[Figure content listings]
____________________

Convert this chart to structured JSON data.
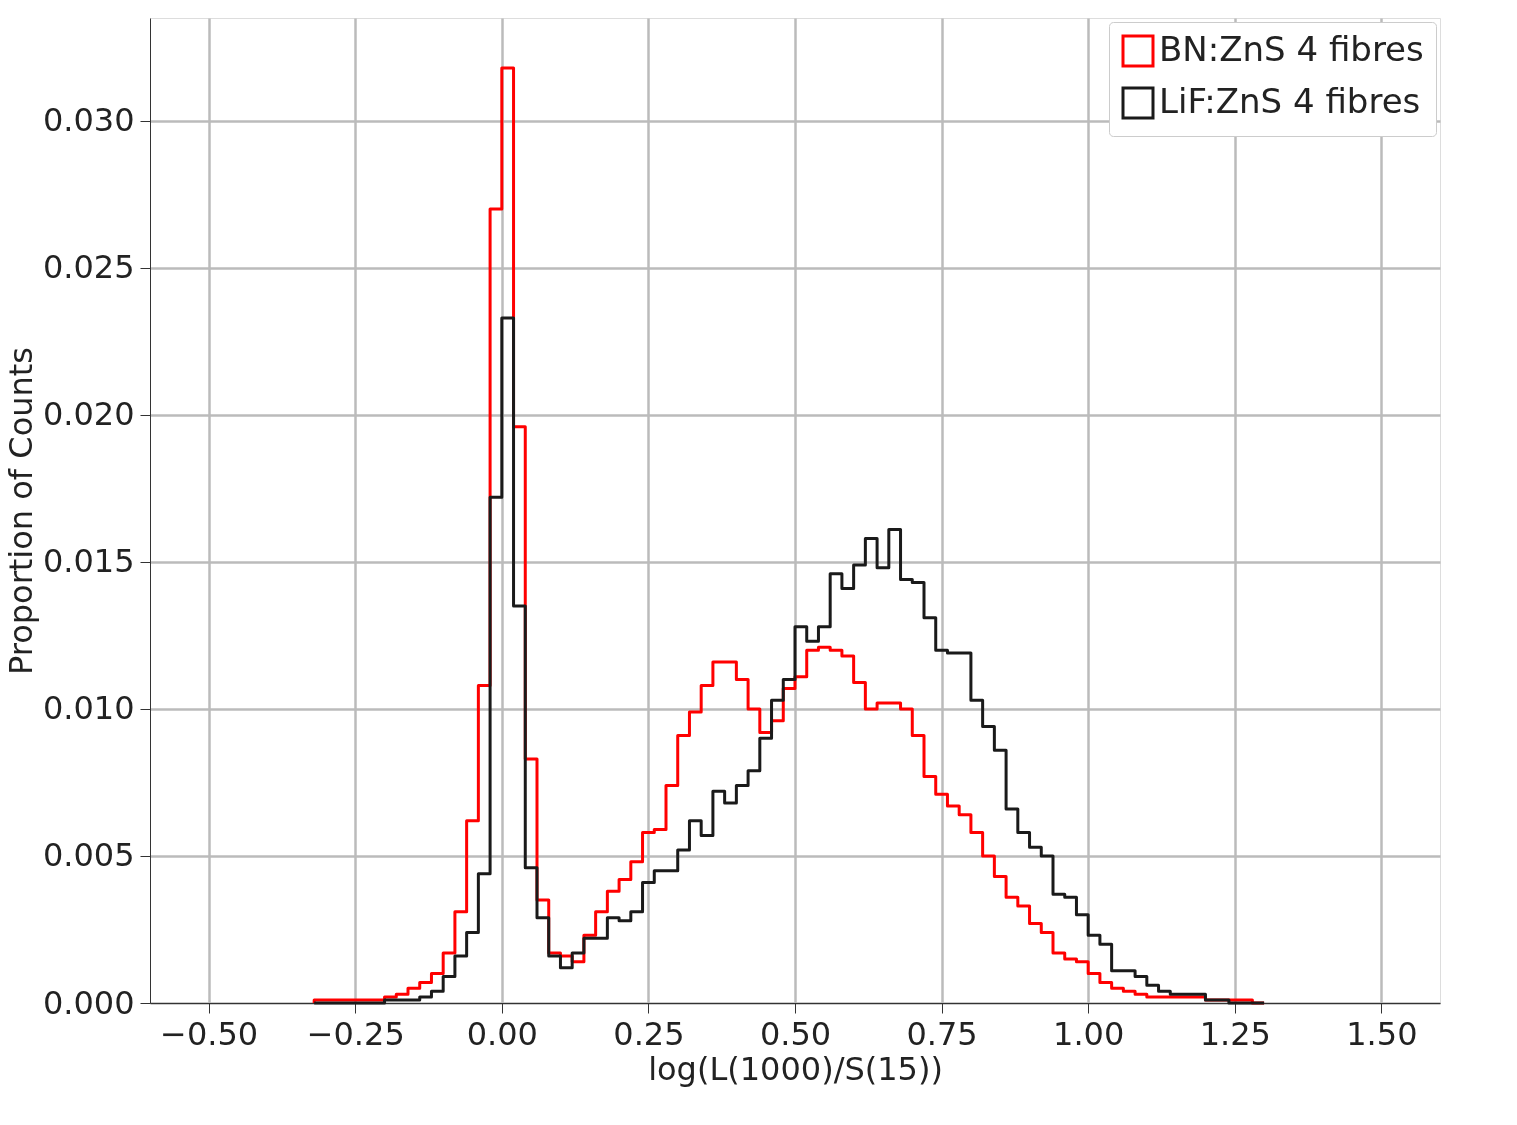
{
  "chart_data": {
    "type": "histogram",
    "xlabel": "log(L(1000)/S(15))",
    "ylabel": "Proportion of Counts",
    "bins": [
      -0.32,
      -0.3,
      -0.28,
      -0.26,
      -0.24,
      -0.22,
      -0.2,
      -0.18,
      -0.16,
      -0.14,
      -0.12,
      -0.1,
      -0.08,
      -0.06,
      -0.04,
      -0.02,
      0.0,
      0.02,
      0.04,
      0.06,
      0.08,
      0.1,
      0.12,
      0.14,
      0.16,
      0.18,
      0.2,
      0.22,
      0.24,
      0.26,
      0.28,
      0.3,
      0.32,
      0.34,
      0.36,
      0.38,
      0.4,
      0.42,
      0.44,
      0.46,
      0.48,
      0.5,
      0.52,
      0.54,
      0.56,
      0.58,
      0.6,
      0.62,
      0.64,
      0.66,
      0.68,
      0.7,
      0.72,
      0.74,
      0.76,
      0.78,
      0.8,
      0.82,
      0.84,
      0.86,
      0.88,
      0.9,
      0.92,
      0.94,
      0.96,
      0.98,
      1.0,
      1.02,
      1.04,
      1.06,
      1.08,
      1.1,
      1.12,
      1.14,
      1.16,
      1.18,
      1.2,
      1.22,
      1.24,
      1.26,
      1.28,
      1.3
    ],
    "series": [
      {
        "name": "BN:ZnS 4 fibres",
        "color": "#ff0000",
        "values": [
          0.0001,
          0.0001,
          0.0001,
          0.0001,
          0.0001,
          0.0001,
          0.0002,
          0.0003,
          0.0005,
          0.0007,
          0.001,
          0.0017,
          0.0031,
          0.0062,
          0.0108,
          0.027,
          0.0318,
          0.0196,
          0.0083,
          0.0035,
          0.0017,
          0.0016,
          0.0014,
          0.0023,
          0.0031,
          0.0038,
          0.0042,
          0.0048,
          0.0058,
          0.0059,
          0.0074,
          0.0091,
          0.0099,
          0.0108,
          0.0116,
          0.0116,
          0.011,
          0.01,
          0.0092,
          0.0096,
          0.0107,
          0.0111,
          0.012,
          0.0121,
          0.012,
          0.0118,
          0.0109,
          0.01,
          0.0102,
          0.0102,
          0.01,
          0.0091,
          0.0077,
          0.0071,
          0.0067,
          0.0064,
          0.0058,
          0.005,
          0.0043,
          0.0036,
          0.0033,
          0.0027,
          0.0024,
          0.0017,
          0.0015,
          0.0014,
          0.001,
          0.0007,
          0.0005,
          0.0004,
          0.0003,
          0.0002,
          0.0002,
          0.0002,
          0.0002,
          0.0002,
          0.0001,
          0.0001,
          0.0001,
          0.0001,
          0
        ]
      },
      {
        "name": "LiF:ZnS 4 fibres",
        "color": "#1a1a1a",
        "values": [
          0,
          0,
          0,
          0,
          0,
          0,
          0.0001,
          0.0001,
          0.0001,
          0.0002,
          0.0004,
          0.0009,
          0.0016,
          0.0024,
          0.0044,
          0.0172,
          0.0233,
          0.0135,
          0.0046,
          0.0029,
          0.0016,
          0.0012,
          0.0017,
          0.0022,
          0.0022,
          0.0029,
          0.0028,
          0.0031,
          0.0041,
          0.0045,
          0.0045,
          0.0052,
          0.0062,
          0.0057,
          0.0072,
          0.0068,
          0.0074,
          0.0079,
          0.009,
          0.0103,
          0.011,
          0.0128,
          0.0123,
          0.0128,
          0.0146,
          0.0141,
          0.0149,
          0.0158,
          0.0148,
          0.0161,
          0.0144,
          0.0143,
          0.0131,
          0.012,
          0.0119,
          0.0119,
          0.0103,
          0.0094,
          0.0086,
          0.0066,
          0.0058,
          0.0053,
          0.005,
          0.0037,
          0.0036,
          0.003,
          0.0023,
          0.002,
          0.0011,
          0.0011,
          0.0009,
          0.0006,
          0.0004,
          0.0003,
          0.0003,
          0.0003,
          0.0001,
          0.0001,
          0,
          0,
          0
        ]
      }
    ],
    "xlim": [
      -0.6,
      1.6
    ],
    "ylim": [
      0,
      0.0335
    ],
    "xticks": [
      {
        "value": -0.5,
        "label": "−0.50"
      },
      {
        "value": -0.25,
        "label": "−0.25"
      },
      {
        "value": 0,
        "label": "0.00"
      },
      {
        "value": 0.25,
        "label": "0.25"
      },
      {
        "value": 0.5,
        "label": "0.50"
      },
      {
        "value": 0.75,
        "label": "0.75"
      },
      {
        "value": 1,
        "label": "1.00"
      },
      {
        "value": 1.25,
        "label": "1.25"
      },
      {
        "value": 1.5,
        "label": "1.50"
      }
    ],
    "yticks": [
      {
        "value": 0,
        "label": "0.000"
      },
      {
        "value": 0.005,
        "label": "0.005"
      },
      {
        "value": 0.01,
        "label": "0.010"
      },
      {
        "value": 0.015,
        "label": "0.015"
      },
      {
        "value": 0.02,
        "label": "0.020"
      },
      {
        "value": 0.025,
        "label": "0.025"
      },
      {
        "value": 0.03,
        "label": "0.030"
      }
    ],
    "grid": true,
    "legend": "top right"
  }
}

____________________

## STATED GOAL
Search the data above for the string "name" and return every line that has it.

## RESPONSE
        "name": "BN:ZnS 4 fibres",
        "name": "LiF:ZnS 4 fibres",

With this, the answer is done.